Recorded data:
== == ==

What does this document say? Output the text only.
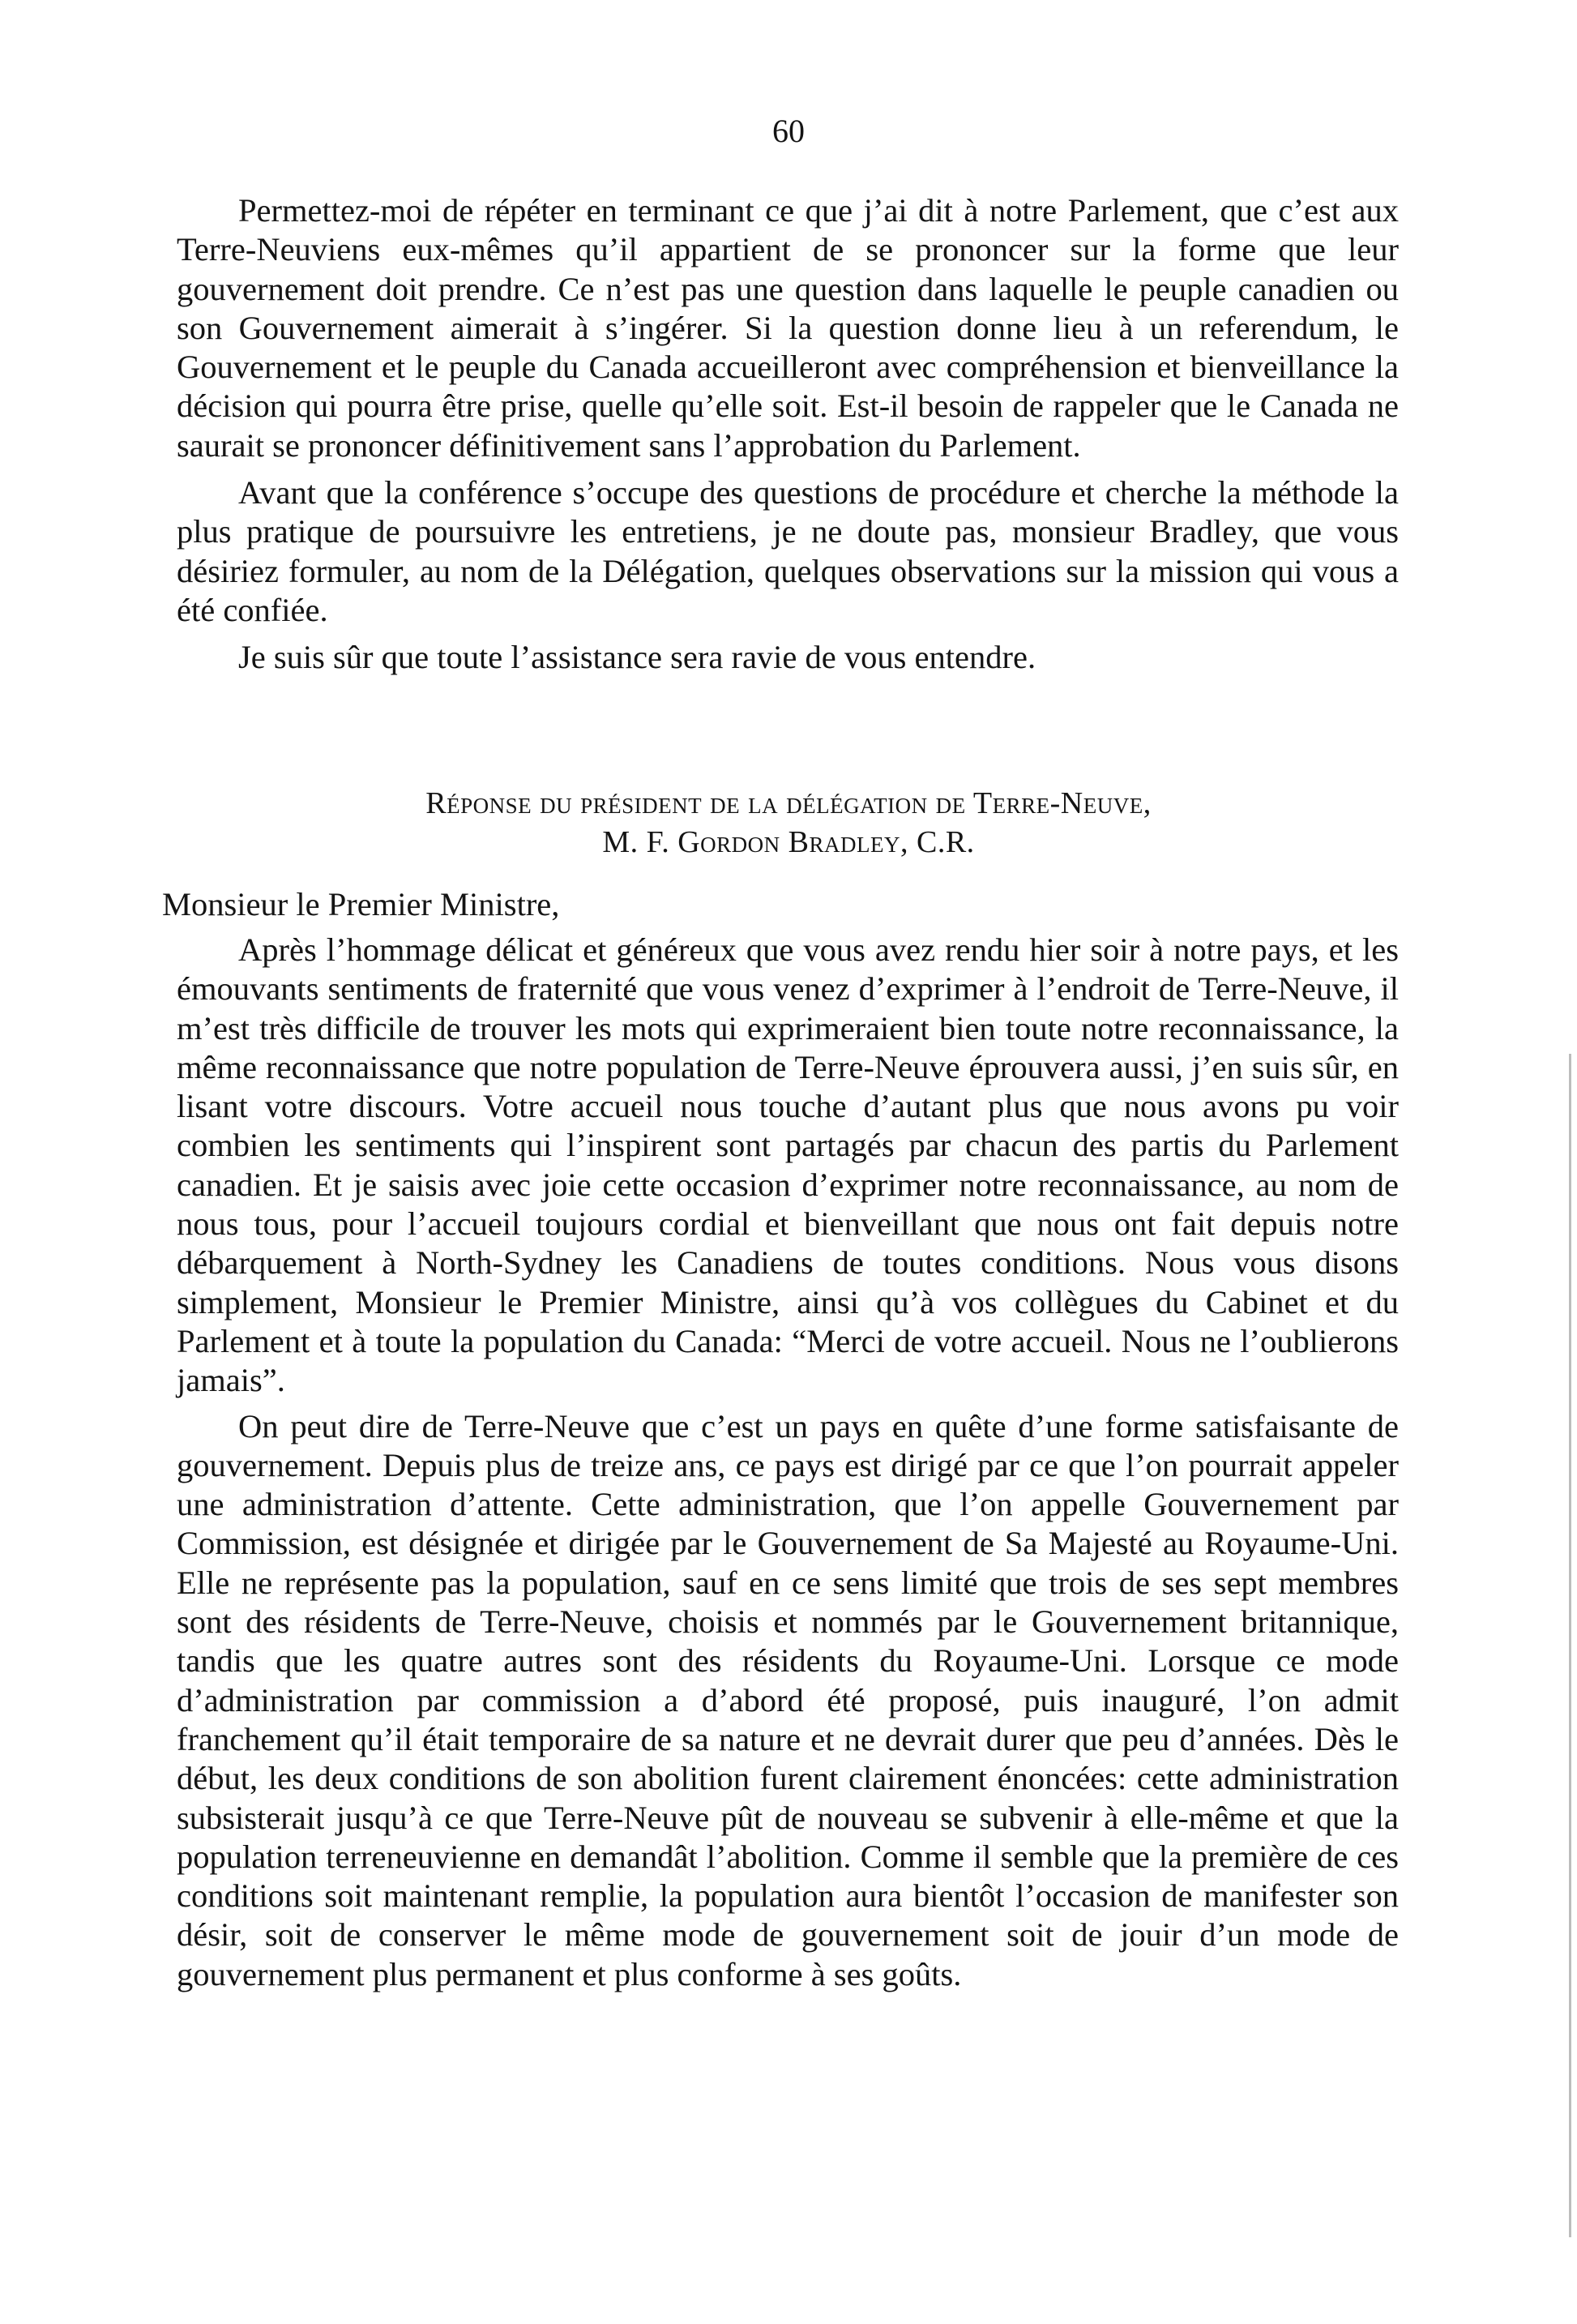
60

Permettez-moi de répéter en terminant ce que j’ai dit à notre Parlement, que c’est aux Terre-Neuviens eux-mêmes qu’il appartient de se prononcer sur la forme que leur gouvernement doit prendre. Ce n’est pas une question dans laquelle le peuple canadien ou son Gouvernement aimerait à s’ingérer. Si la question donne lieu à un referendum, le Gouvernement et le peuple du Canada accueilleront avec compréhension et bienveillance la décision qui pourra être prise, quelle qu’elle soit. Est-il besoin de rappeler que le Canada ne saurait se prononcer définitivement sans l’approbation du Parlement.

Avant que la conférence s’occupe des questions de procédure et cherche la méthode la plus pratique de poursuivre les entretiens, je ne doute pas, monsieur Bradley, que vous désiriez formuler, au nom de la Délégation, quelques observations sur la mission qui vous a été confiée.

Je suis sûr que toute l’assistance sera ravie de vous entendre.

Réponse du président de la délégation de Terre-Neuve,
M. F. Gordon Bradley, C.R.
Monsieur le Premier Ministre,

Après l’hommage délicat et généreux que vous avez rendu hier soir à notre pays, et les émouvants sentiments de fraternité que vous venez d’exprimer à l’endroit de Terre-Neuve, il m’est très difficile de trouver les mots qui exprimeraient bien toute notre reconnaissance, la même reconnaissance que notre population de Terre-Neuve éprouvera aussi, j’en suis sûr, en lisant votre discours. Votre accueil nous touche d’autant plus que nous avons pu voir combien les sentiments qui l’inspirent sont partagés par chacun des partis du Parlement canadien. Et je saisis avec joie cette occasion d’exprimer notre reconnaissance, au nom de nous tous, pour l’accueil toujours cordial et bienveillant que nous ont fait depuis notre débarquement à North-Sydney les Canadiens de toutes conditions. Nous vous disons simplement, Monsieur le Premier Ministre, ainsi qu’à vos collègues du Cabinet et du Parlement et à toute la population du Canada: “Merci de votre accueil. Nous ne l’oublierons jamais”.

On peut dire de Terre-Neuve que c’est un pays en quête d’une forme satisfaisante de gouvernement. Depuis plus de treize ans, ce pays est dirigé par ce que l’on pourrait appeler une administration d’attente. Cette administration, que l’on appelle Gouvernement par Commission, est désignée et dirigée par le Gouvernement de Sa Majesté au Royaume-Uni. Elle ne représente pas la population, sauf en ce sens limité que trois de ses sept membres sont des résidents de Terre-Neuve, choisis et nommés par le Gouvernement britannique, tandis que les quatre autres sont des résidents du Royaume-Uni. Lorsque ce mode d’administration par commission a d’abord été proposé, puis inauguré, l’on admit franchement qu’il était temporaire de sa nature et ne devrait durer que peu d’années. Dès le début, les deux conditions de son abolition furent clairement énoncées: cette administration subsisterait jusqu’à ce que Terre-Neuve pût de nouveau se subvenir à elle-même et que la population terreneuvienne en demandât l’abolition. Comme il semble que la première de ces conditions soit maintenant remplie, la population aura bientôt l’occasion de manifester son désir, soit de conserver le même mode de gouvernement soit de jouir d’un mode de gouvernement plus permanent et plus conforme à ses goûts.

== == ==

** WHAT YOU WILL DO **
Repeat the data exactly in full, omitting its pictures.

** OUTPUT OF THE EXERCISE **
What does this document say? Output the text only.
60

Permettez-moi de répéter en terminant ce que j’ai dit à notre Parlement, que c’est aux Terre-Neuviens eux-mêmes qu’il appartient de se prononcer sur la forme que leur gouvernement doit prendre. Ce n’est pas une question dans laquelle le peuple canadien ou son Gouvernement aimerait à s’ingérer. Si la question donne lieu à un referendum, le Gouvernement et le peuple du Canada accueilleront avec compréhension et bienveillance la décision qui pourra être prise, quelle qu’elle soit. Est-il besoin de rappeler que le Canada ne saurait se prononcer définitivement sans l’approbation du Parlement.

Avant que la conférence s’occupe des questions de procédure et cherche la méthode la plus pratique de poursuivre les entretiens, je ne doute pas, monsieur Bradley, que vous désiriez formuler, au nom de la Délégation, quelques observations sur la mission qui vous a été confiée.

Je suis sûr que toute l’assistance sera ravie de vous entendre.

Réponse du président de la délégation de Terre-Neuve,
M. F. Gordon Bradley, C.R.
Monsieur le Premier Ministre,

Après l’hommage délicat et généreux que vous avez rendu hier soir à notre pays, et les émouvants sentiments de fraternité que vous venez d’exprimer à l’endroit de Terre-Neuve, il m’est très difficile de trouver les mots qui exprimeraient bien toute notre reconnaissance, la même reconnaissance que notre population de Terre-Neuve éprouvera aussi, j’en suis sûr, en lisant votre discours. Votre accueil nous touche d’autant plus que nous avons pu voir combien les sentiments qui l’inspirent sont partagés par chacun des partis du Parlement canadien. Et je saisis avec joie cette occasion d’exprimer notre reconnaissance, au nom de nous tous, pour l’accueil toujours cordial et bienveillant que nous ont fait depuis notre débarquement à North-Sydney les Canadiens de toutes conditions. Nous vous disons simplement, Monsieur le Premier Ministre, ainsi qu’à vos collègues du Cabinet et du Parlement et à toute la population du Canada: “Merci de votre accueil. Nous ne l’oublierons jamais”.

On peut dire de Terre-Neuve que c’est un pays en quête d’une forme satisfaisante de gouvernement. Depuis plus de treize ans, ce pays est dirigé par ce que l’on pourrait appeler une administration d’attente. Cette administration, que l’on appelle Gouvernement par Commission, est désignée et dirigée par le Gouvernement de Sa Majesté au Royaume-Uni. Elle ne représente pas la population, sauf en ce sens limité que trois de ses sept membres sont des résidents de Terre-Neuve, choisis et nommés par le Gouvernement britannique, tandis que les quatre autres sont des résidents du Royaume-Uni. Lorsque ce mode d’administration par commission a d’abord été proposé, puis inauguré, l’on admit franchement qu’il était temporaire de sa nature et ne devrait durer que peu d’années. Dès le début, les deux conditions de son abolition furent clairement énoncées: cette administration subsisterait jusqu’à ce que Terre-Neuve pût de nouveau se subvenir à elle-même et que la population terreneuvienne en demandât l’abolition. Comme il semble que la première de ces conditions soit maintenant remplie, la population aura bientôt l’occasion de manifester son désir, soit de conserver le même mode de gouvernement soit de jouir d’un mode de gouvernement plus permanent et plus conforme à ses goûts.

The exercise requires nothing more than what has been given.